-------- Supplied material --------
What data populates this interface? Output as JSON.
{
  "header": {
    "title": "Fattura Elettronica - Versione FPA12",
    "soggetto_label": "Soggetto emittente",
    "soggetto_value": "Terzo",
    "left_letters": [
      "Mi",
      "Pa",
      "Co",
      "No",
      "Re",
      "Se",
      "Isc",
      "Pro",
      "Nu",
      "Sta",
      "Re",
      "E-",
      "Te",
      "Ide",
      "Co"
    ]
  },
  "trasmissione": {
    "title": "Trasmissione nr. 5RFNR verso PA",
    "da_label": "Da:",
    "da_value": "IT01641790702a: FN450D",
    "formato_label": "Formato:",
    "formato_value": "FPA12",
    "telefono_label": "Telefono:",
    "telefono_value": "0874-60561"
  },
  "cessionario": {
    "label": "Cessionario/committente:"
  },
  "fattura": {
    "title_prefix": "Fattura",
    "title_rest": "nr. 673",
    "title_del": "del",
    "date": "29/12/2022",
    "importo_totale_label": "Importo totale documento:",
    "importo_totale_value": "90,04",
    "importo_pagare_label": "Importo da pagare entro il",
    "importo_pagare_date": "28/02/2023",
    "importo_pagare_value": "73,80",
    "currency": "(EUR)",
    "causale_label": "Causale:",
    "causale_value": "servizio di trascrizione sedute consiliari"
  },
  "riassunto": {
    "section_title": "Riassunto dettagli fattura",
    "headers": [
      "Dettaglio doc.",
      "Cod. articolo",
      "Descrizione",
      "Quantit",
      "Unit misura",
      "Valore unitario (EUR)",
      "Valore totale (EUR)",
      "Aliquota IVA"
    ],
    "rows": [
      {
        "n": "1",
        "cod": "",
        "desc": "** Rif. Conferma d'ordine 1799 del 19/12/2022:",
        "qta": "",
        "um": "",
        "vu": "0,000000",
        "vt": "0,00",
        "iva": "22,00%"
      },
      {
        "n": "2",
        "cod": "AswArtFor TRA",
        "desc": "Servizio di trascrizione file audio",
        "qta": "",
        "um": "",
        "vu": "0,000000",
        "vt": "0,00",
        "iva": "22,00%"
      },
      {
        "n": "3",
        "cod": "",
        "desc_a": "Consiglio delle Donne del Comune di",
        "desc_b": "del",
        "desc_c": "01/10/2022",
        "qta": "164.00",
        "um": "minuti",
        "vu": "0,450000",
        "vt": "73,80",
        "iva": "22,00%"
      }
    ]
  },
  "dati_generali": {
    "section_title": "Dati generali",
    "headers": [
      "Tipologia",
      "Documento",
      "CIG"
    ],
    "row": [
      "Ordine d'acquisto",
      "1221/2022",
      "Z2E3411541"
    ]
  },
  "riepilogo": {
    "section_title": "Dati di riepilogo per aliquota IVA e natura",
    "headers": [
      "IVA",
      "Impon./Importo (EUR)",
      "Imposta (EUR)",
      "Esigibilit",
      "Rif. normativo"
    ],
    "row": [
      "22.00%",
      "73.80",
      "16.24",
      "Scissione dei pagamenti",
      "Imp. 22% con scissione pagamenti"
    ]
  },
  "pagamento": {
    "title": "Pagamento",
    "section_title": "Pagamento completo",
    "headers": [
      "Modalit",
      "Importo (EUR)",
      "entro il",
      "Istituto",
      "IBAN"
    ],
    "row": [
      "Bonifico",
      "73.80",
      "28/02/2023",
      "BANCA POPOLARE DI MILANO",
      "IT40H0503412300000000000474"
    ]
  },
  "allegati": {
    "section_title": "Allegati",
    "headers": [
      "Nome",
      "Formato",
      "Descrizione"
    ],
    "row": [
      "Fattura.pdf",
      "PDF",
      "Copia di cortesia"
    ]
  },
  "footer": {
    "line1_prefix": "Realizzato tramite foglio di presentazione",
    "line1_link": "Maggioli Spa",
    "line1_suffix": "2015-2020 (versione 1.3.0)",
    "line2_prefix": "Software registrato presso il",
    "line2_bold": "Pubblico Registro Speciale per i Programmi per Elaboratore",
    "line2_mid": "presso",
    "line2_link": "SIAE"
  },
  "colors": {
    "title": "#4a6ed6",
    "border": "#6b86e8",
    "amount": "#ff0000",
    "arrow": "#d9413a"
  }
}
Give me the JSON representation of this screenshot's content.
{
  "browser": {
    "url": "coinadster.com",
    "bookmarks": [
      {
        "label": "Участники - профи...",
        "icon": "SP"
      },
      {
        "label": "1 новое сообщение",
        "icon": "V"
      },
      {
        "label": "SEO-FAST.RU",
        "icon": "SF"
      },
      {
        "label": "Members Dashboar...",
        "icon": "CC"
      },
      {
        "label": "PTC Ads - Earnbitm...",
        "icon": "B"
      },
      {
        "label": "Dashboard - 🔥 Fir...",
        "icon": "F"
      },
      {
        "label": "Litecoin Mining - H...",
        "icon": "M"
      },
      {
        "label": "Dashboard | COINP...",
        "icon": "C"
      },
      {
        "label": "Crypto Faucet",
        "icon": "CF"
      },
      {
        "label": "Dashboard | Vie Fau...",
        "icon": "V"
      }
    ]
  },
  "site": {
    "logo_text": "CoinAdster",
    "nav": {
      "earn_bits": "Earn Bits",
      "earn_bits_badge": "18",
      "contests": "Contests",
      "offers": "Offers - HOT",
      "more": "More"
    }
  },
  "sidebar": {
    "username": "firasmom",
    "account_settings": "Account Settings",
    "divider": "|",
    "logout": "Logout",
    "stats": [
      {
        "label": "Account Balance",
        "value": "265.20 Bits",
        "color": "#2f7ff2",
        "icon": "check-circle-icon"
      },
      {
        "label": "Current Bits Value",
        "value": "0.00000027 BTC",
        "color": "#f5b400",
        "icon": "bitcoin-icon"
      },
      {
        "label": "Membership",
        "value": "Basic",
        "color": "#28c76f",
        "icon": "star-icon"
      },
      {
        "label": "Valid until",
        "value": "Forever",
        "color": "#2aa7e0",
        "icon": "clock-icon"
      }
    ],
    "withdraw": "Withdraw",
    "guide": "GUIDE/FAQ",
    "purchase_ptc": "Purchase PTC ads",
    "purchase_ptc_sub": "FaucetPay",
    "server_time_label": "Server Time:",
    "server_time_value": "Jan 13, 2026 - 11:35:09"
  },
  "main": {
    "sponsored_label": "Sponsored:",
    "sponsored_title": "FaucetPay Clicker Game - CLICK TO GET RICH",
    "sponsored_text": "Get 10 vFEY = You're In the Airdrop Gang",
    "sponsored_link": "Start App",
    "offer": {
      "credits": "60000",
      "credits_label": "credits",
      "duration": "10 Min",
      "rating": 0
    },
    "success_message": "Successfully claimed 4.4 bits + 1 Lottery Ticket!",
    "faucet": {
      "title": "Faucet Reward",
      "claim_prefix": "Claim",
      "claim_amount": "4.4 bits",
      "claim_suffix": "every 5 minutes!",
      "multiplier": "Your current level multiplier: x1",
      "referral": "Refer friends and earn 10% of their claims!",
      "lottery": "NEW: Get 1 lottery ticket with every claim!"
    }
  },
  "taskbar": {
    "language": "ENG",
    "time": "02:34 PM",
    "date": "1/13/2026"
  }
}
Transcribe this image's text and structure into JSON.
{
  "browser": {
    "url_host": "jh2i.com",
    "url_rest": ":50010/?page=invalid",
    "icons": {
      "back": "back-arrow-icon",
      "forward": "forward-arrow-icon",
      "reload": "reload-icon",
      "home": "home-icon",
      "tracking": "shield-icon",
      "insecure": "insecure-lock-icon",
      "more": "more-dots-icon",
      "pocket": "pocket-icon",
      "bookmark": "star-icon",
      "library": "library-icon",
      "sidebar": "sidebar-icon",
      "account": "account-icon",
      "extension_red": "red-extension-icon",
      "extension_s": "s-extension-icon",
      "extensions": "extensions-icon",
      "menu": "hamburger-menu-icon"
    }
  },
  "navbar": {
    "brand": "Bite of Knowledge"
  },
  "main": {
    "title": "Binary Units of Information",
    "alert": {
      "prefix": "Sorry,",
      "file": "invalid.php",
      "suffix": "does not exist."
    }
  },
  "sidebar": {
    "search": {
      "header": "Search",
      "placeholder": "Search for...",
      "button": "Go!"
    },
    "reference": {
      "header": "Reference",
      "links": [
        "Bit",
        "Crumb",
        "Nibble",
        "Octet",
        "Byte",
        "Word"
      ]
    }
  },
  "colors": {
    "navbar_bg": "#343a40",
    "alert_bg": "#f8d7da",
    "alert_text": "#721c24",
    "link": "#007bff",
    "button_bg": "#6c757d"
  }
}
--------
- [Problem]
Which lines hold the word "this"? Copy each of them from the records.

- [Exercise result]
What data populates this interface? Output as JSON.
Give me the JSON representation of this screenshot's content.
Transcribe this image's text and structure into JSON.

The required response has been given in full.